* Begin *
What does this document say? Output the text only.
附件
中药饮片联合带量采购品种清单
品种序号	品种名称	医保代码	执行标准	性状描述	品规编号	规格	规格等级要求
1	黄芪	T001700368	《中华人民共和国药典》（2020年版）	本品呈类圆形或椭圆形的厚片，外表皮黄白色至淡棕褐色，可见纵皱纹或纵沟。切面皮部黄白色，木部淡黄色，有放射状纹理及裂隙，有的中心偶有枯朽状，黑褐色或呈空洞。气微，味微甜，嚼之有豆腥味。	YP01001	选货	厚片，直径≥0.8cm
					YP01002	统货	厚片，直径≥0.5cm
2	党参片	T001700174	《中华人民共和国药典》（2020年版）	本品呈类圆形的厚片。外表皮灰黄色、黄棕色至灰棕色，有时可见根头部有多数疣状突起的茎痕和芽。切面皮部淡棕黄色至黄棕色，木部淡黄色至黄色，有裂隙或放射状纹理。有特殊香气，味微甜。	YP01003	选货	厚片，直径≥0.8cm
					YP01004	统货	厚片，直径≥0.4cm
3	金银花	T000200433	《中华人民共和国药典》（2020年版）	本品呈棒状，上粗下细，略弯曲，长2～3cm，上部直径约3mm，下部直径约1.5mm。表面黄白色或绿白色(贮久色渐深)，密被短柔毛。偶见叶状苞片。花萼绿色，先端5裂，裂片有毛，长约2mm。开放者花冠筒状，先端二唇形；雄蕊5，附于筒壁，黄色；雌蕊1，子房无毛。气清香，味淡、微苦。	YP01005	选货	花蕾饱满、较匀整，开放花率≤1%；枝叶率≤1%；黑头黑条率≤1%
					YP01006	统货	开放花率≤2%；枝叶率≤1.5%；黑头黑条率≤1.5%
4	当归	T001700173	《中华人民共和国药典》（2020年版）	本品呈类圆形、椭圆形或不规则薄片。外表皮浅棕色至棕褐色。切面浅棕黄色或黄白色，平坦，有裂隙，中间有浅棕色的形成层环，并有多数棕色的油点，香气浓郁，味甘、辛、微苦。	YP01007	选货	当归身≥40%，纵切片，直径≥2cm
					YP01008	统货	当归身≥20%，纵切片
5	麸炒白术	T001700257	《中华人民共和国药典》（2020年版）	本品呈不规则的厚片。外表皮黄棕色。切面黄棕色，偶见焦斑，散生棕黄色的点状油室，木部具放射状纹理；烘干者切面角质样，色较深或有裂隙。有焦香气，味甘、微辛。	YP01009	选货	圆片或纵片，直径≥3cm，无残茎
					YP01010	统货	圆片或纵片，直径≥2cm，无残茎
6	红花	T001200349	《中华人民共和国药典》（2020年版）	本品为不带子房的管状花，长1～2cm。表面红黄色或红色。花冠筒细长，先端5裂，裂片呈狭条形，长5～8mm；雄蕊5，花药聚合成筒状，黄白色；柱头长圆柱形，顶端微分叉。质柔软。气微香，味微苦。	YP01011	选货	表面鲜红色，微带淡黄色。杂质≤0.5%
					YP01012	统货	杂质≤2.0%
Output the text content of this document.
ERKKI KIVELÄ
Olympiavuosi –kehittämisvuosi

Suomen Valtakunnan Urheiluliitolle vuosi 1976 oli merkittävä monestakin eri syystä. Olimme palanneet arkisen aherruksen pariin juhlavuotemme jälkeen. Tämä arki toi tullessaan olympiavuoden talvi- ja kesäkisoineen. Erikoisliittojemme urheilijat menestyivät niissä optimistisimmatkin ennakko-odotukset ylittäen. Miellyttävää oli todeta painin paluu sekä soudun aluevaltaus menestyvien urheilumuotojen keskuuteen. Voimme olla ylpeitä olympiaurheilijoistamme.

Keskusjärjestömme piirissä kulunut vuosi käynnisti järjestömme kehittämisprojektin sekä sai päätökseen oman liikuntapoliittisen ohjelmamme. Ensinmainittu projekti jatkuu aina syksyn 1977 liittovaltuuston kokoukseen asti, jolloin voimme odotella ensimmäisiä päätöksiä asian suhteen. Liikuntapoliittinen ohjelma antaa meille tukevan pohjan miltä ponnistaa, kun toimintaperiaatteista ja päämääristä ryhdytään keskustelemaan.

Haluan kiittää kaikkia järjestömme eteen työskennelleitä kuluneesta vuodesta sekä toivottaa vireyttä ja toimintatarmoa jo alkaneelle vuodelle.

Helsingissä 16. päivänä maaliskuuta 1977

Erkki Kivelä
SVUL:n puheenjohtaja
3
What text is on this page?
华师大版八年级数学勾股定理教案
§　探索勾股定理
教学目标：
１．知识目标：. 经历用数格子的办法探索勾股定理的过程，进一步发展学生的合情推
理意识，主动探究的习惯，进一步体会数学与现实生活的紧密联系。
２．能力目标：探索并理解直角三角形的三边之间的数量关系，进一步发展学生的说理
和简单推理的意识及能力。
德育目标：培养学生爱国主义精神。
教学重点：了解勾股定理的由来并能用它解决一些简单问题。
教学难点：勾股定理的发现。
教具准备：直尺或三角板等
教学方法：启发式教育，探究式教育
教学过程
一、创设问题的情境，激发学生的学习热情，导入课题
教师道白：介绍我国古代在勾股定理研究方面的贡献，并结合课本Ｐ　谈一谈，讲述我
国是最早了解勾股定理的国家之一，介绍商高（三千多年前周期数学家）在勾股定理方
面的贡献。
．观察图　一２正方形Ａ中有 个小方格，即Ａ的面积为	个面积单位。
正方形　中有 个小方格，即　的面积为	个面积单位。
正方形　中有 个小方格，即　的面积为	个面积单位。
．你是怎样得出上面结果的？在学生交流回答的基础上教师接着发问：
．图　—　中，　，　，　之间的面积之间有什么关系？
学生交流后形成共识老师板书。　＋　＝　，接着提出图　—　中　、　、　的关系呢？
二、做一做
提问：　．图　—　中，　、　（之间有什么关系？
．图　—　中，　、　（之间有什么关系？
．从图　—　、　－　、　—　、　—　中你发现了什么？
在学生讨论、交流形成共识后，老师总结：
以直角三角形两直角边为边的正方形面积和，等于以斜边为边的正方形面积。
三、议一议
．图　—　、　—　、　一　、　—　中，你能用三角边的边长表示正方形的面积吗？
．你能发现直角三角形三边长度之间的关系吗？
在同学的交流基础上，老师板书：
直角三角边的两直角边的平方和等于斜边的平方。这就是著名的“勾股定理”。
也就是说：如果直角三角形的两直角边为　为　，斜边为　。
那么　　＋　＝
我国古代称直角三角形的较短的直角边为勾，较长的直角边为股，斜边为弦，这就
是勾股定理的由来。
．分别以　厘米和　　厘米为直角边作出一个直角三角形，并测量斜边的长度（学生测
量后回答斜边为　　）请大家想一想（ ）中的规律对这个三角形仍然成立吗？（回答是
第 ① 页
* End *
### Given request
Write the data from above out again, exactly.

### Exercise result
What does this document say? Output the text only.
附件
中药饮片联合带量采购品种清单
品种序号	品种名称	医保代码	执行标准	性状描述	品规编号	规格	规格等级要求
1	黄芪	T001700368	《中华人民共和国药典》（2020年版）	本品呈类圆形或椭圆形的厚片，外表皮黄白色至淡棕褐色，可见纵皱纹或纵沟。切面皮部黄白色，木部淡黄色，有放射状纹理及裂隙，有的中心偶有枯朽状，黑褐色或呈空洞。气微，味微甜，嚼之有豆腥味。	YP01001	选货	厚片，直径≥0.8cm
					YP01002	统货	厚片，直径≥0.5cm
2	党参片	T001700174	《中华人民共和国药典》（2020年版）	本品呈类圆形的厚片。外表皮灰黄色、黄棕色至灰棕色，有时可见根头部有多数疣状突起的茎痕和芽。切面皮部淡棕黄色至黄棕色，木部淡黄色至黄色，有裂隙或放射状纹理。有特殊香气，味微甜。	YP01003	选货	厚片，直径≥0.8cm
					YP01004	统货	厚片，直径≥0.4cm
3	金银花	T000200433	《中华人民共和国药典》（2020年版）	本品呈棒状，上粗下细，略弯曲，长2～3cm，上部直径约3mm，下部直径约1.5mm。表面黄白色或绿白色(贮久色渐深)，密被短柔毛。偶见叶状苞片。花萼绿色，先端5裂，裂片有毛，长约2mm。开放者花冠筒状，先端二唇形；雄蕊5，附于筒壁，黄色；雌蕊1，子房无毛。气清香，味淡、微苦。	YP01005	选货	花蕾饱满、较匀整，开放花率≤1%；枝叶率≤1%；黑头黑条率≤1%
					YP01006	统货	开放花率≤2%；枝叶率≤1.5%；黑头黑条率≤1.5%
4	当归	T001700173	《中华人民共和国药典》（2020年版）	本品呈类圆形、椭圆形或不规则薄片。外表皮浅棕色至棕褐色。切面浅棕黄色或黄白色，平坦，有裂隙，中间有浅棕色的形成层环，并有多数棕色的油点，香气浓郁，味甘、辛、微苦。	YP01007	选货	当归身≥40%，纵切片，直径≥2cm
					YP01008	统货	当归身≥20%，纵切片
5	麸炒白术	T001700257	《中华人民共和国药典》（2020年版）	本品呈不规则的厚片。外表皮黄棕色。切面黄棕色，偶见焦斑，散生棕黄色的点状油室，木部具放射状纹理；烘干者切面角质样，色较深或有裂隙。有焦香气，味甘、微辛。	YP01009	选货	圆片或纵片，直径≥3cm，无残茎
					YP01010	统货	圆片或纵片，直径≥2cm，无残茎
6	红花	T001200349	《中华人民共和国药典》（2020年版）	本品为不带子房的管状花，长1～2cm。表面红黄色或红色。花冠筒细长，先端5裂，裂片呈狭条形，长5～8mm；雄蕊5，花药聚合成筒状，黄白色；柱头长圆柱形，顶端微分叉。质柔软。气微香，味微苦。	YP01011	选货	表面鲜红色，微带淡黄色。杂质≤0.5%
					YP01012	统货	杂质≤2.0%
Output the text content of this document.
ERKKI KIVELÄ
Olympiavuosi –kehittämisvuosi

Suomen Valtakunnan Urheiluliitolle vuosi 1976 oli merkittävä monestakin eri syystä. Olimme palanneet arkisen aherruksen pariin juhlavuotemme jälkeen. Tämä arki toi tullessaan olympiavuoden talvi- ja kesäkisoineen. Erikoisliittojemme urheilijat menestyivät niissä optimistisimmatkin ennakko-odotukset ylittäen. Miellyttävää oli todeta painin paluu sekä soudun aluevaltaus menestyvien urheilumuotojen keskuuteen. Voimme olla ylpeitä olympiaurheilijoistamme.

Keskusjärjestömme piirissä kulunut vuosi käynnisti järjestömme kehittämisprojektin sekä sai päätökseen oman liikuntapoliittisen ohjelmamme. Ensinmainittu projekti jatkuu aina syksyn 1977 liittovaltuuston kokoukseen asti, jolloin voimme odotella ensimmäisiä päätöksiä asian suhteen. Liikuntapoliittinen ohjelma antaa meille tukevan pohjan miltä ponnistaa, kun toimintaperiaatteista ja päämääristä ryhdytään keskustelemaan.

Haluan kiittää kaikkia järjestömme eteen työskennelleitä kuluneesta vuodesta sekä toivottaa vireyttä ja toimintatarmoa jo alkaneelle vuodelle.

Helsingissä 16. päivänä maaliskuuta 1977

Erkki Kivelä
SVUL:n puheenjohtaja
3
What text is on this page?
华师大版八年级数学勾股定理教案
§　探索勾股定理
教学目标：
１．知识目标：. 经历用数格子的办法探索勾股定理的过程，进一步发展学生的合情推
理意识，主动探究的习惯，进一步体会数学与现实生活的紧密联系。
２．能力目标：探索并理解直角三角形的三边之间的数量关系，进一步发展学生的说理
和简单推理的意识及能力。
德育目标：培养学生爱国主义精神。
教学重点：了解勾股定理的由来并能用它解决一些简单问题。
教学难点：勾股定理的发现。
教具准备：直尺或三角板等
教学方法：启发式教育，探究式教育
教学过程
一、创设问题的情境，激发学生的学习热情，导入课题
教师道白：介绍我国古代在勾股定理研究方面的贡献，并结合课本Ｐ　谈一谈，讲述我
国是最早了解勾股定理的国家之一，介绍商高（三千多年前周期数学家）在勾股定理方
面的贡献。
．观察图　一２正方形Ａ中有 个小方格，即Ａ的面积为	个面积单位。
正方形　中有 个小方格，即　的面积为	个面积单位。
正方形　中有 个小方格，即　的面积为	个面积单位。
．你是怎样得出上面结果的？在学生交流回答的基础上教师接着发问：
．图　—　中，　，　，　之间的面积之间有什么关系？
学生交流后形成共识老师板书。　＋　＝　，接着提出图　—　中　、　、　的关系呢？
二、做一做
提问：　．图　—　中，　、　（之间有什么关系？
．图　—　中，　、　（之间有什么关系？
．从图　—　、　－　、　—　、　—　中你发现了什么？
在学生讨论、交流形成共识后，老师总结：
以直角三角形两直角边为边的正方形面积和，等于以斜边为边的正方形面积。
三、议一议
．图　—　、　—　、　一　、　—　中，你能用三角边的边长表示正方形的面积吗？
．你能发现直角三角形三边长度之间的关系吗？
在同学的交流基础上，老师板书：
直角三角边的两直角边的平方和等于斜边的平方。这就是著名的“勾股定理”。
也就是说：如果直角三角形的两直角边为　为　，斜边为　。
那么　　＋　＝
我国古代称直角三角形的较短的直角边为勾，较长的直角边为股，斜边为弦，这就
是勾股定理的由来。
．分别以　厘米和　　厘米为直角边作出一个直角三角形，并测量斜边的长度（学生测
量后回答斜边为　　）请大家想一想（ ）中的规律对这个三角形仍然成立吗？（回答是
第 ① 页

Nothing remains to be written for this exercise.